Directions for this task |
Only the pictures are left out: repeat the rest of the entries exactly.

━━━━━━━━━━━━━━━━

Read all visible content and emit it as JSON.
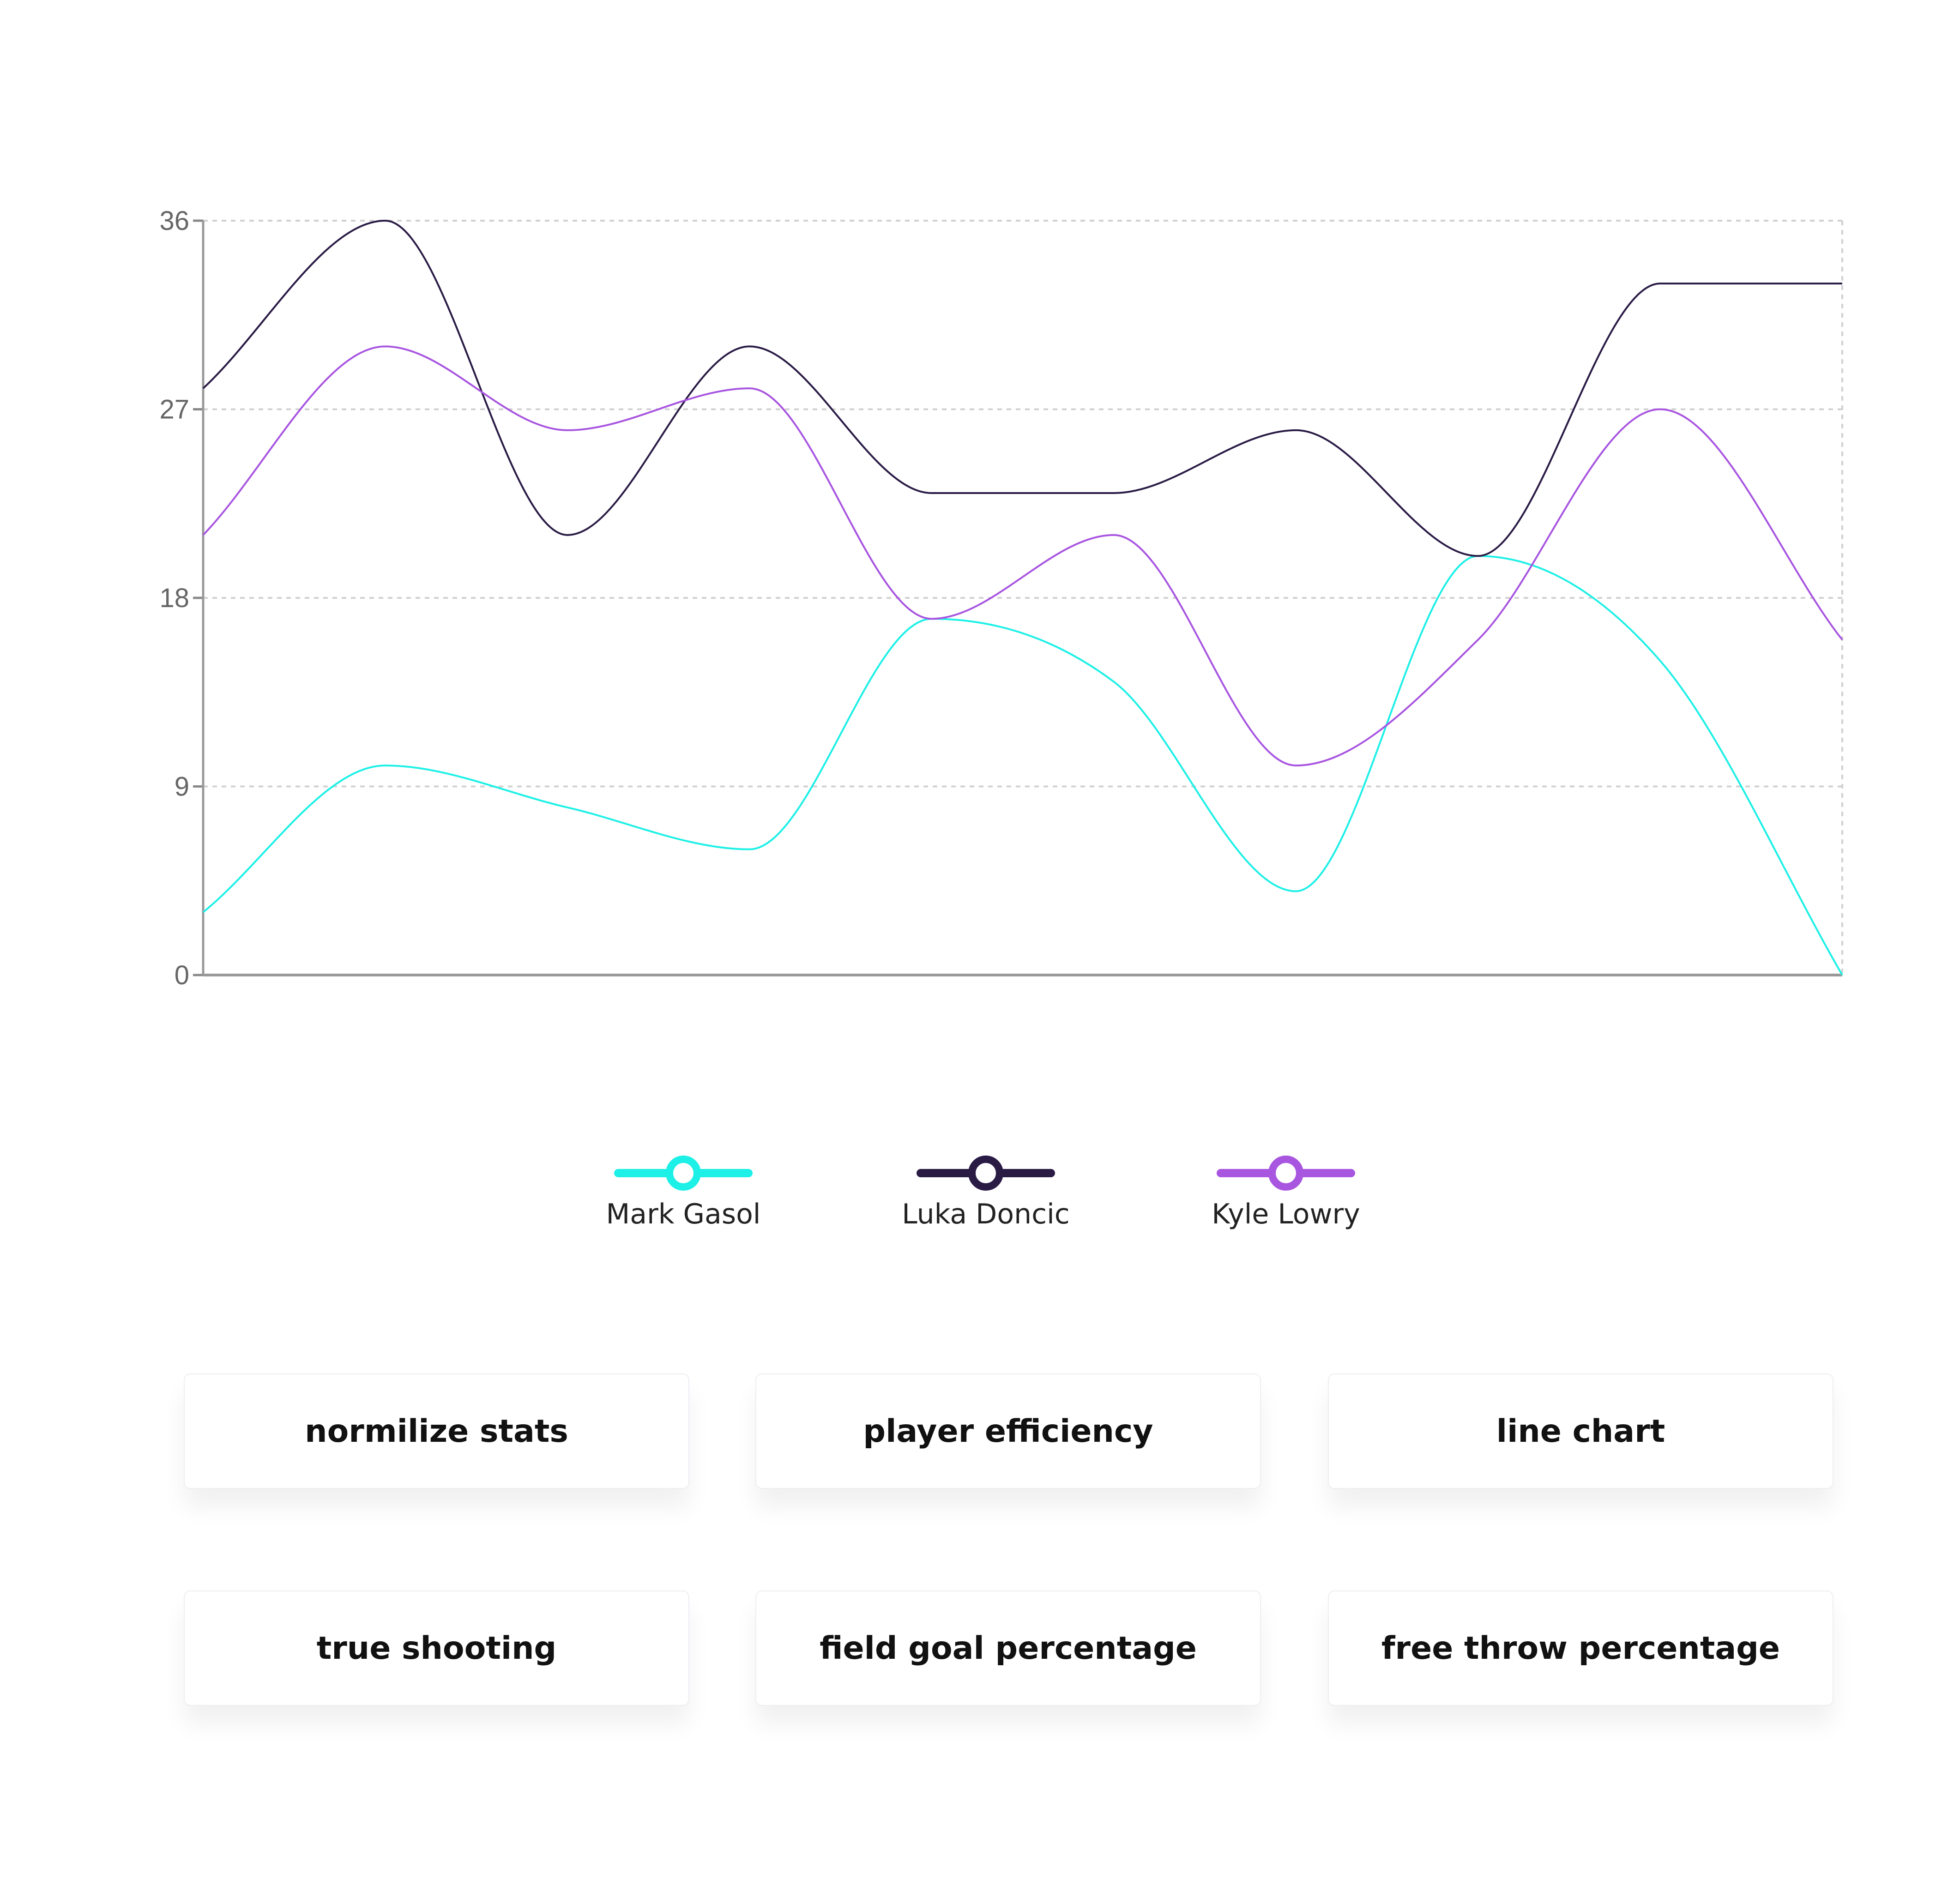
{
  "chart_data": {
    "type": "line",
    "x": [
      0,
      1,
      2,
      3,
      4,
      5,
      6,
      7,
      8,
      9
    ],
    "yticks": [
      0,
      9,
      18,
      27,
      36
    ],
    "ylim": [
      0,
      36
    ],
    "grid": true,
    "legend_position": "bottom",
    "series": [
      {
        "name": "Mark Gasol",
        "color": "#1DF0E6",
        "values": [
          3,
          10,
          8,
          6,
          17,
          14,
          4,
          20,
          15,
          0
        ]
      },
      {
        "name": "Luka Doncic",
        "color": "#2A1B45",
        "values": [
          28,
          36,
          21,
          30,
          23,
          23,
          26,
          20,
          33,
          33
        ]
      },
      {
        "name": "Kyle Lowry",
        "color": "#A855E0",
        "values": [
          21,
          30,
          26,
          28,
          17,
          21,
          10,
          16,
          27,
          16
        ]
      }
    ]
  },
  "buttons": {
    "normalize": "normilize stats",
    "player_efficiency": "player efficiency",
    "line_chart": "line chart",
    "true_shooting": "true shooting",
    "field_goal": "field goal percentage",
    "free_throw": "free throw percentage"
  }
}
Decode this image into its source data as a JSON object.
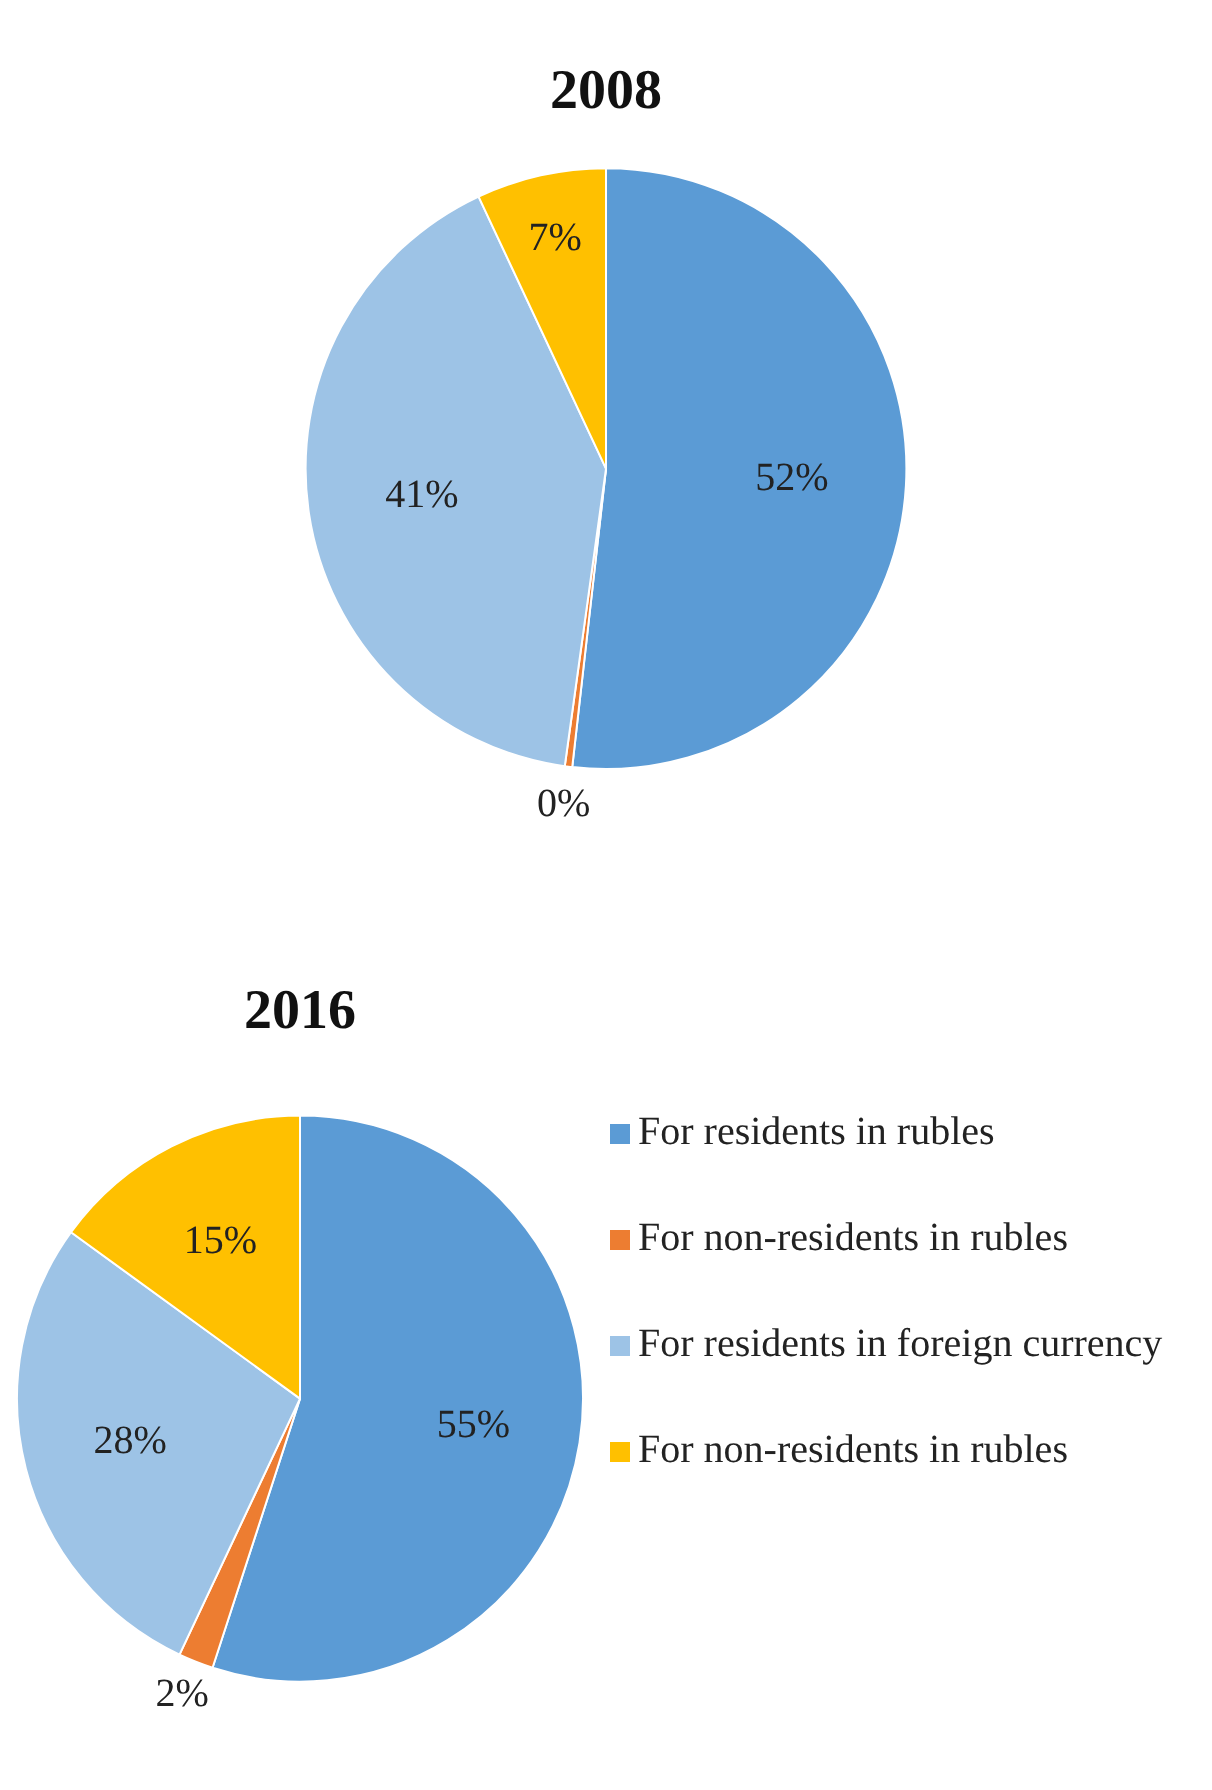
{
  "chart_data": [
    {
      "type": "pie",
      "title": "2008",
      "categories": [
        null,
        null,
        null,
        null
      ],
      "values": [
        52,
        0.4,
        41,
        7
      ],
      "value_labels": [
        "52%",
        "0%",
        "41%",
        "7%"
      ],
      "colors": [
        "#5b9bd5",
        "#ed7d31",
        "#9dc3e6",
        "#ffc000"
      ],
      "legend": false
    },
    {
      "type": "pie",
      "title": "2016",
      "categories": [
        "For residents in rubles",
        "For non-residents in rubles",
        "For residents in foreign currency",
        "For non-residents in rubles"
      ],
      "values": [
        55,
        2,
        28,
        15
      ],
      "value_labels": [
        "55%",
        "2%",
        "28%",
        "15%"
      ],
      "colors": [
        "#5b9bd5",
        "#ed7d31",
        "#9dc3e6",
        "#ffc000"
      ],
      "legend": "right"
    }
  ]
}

━━━━━━━━━━━━━━━━

Written response |
Read all visible content and emit it as JSON.
{
  "chart_data": {
    "type": "line",
    "x": [
      0,
      1,
      2,
      3,
      4,
      5,
      6,
      7,
      8,
      9
    ],
    "yticks": [
      0,
      9,
      18,
      27,
      36
    ],
    "ylim": [
      0,
      36
    ],
    "grid": true,
    "legend_position": "bottom",
    "series": [
      {
        "name": "Mark Gasol",
        "color": "#1DF0E6",
        "values": [
          3,
          10,
          8,
          6,
          17,
          14,
          4,
          20,
          15,
          0
        ]
      },
      {
        "name": "Luka Doncic",
        "color": "#2A1B45",
        "values": [
          28,
          36,
          21,
          30,
          23,
          23,
          26,
          20,
          33,
          33
        ]
      },
      {
        "name": "Kyle Lowry",
        "color": "#A855E0",
        "values": [
          21,
          30,
          26,
          28,
          17,
          21,
          10,
          16,
          27,
          16
        ]
      }
    ]
  },
  "buttons": {
    "normalize": "normilize stats",
    "player_efficiency": "player efficiency",
    "line_chart": "line chart",
    "true_shooting": "true shooting",
    "field_goal": "field goal percentage",
    "free_throw": "free throw percentage"
  }
}
Decode this image into its source data as a JSON object.
{
  "chart_data": [
    {
      "type": "pie",
      "title": "2008",
      "categories": [
        null,
        null,
        null,
        null
      ],
      "values": [
        52,
        0.4,
        41,
        7
      ],
      "value_labels": [
        "52%",
        "0%",
        "41%",
        "7%"
      ],
      "colors": [
        "#5b9bd5",
        "#ed7d31",
        "#9dc3e6",
        "#ffc000"
      ],
      "legend": false
    },
    {
      "type": "pie",
      "title": "2016",
      "categories": [
        "For residents in rubles",
        "For non-residents in rubles",
        "For residents in foreign currency",
        "For non-residents in rubles"
      ],
      "values": [
        55,
        2,
        28,
        15
      ],
      "value_labels": [
        "55%",
        "2%",
        "28%",
        "15%"
      ],
      "colors": [
        "#5b9bd5",
        "#ed7d31",
        "#9dc3e6",
        "#ffc000"
      ],
      "legend": "right"
    }
  ]
}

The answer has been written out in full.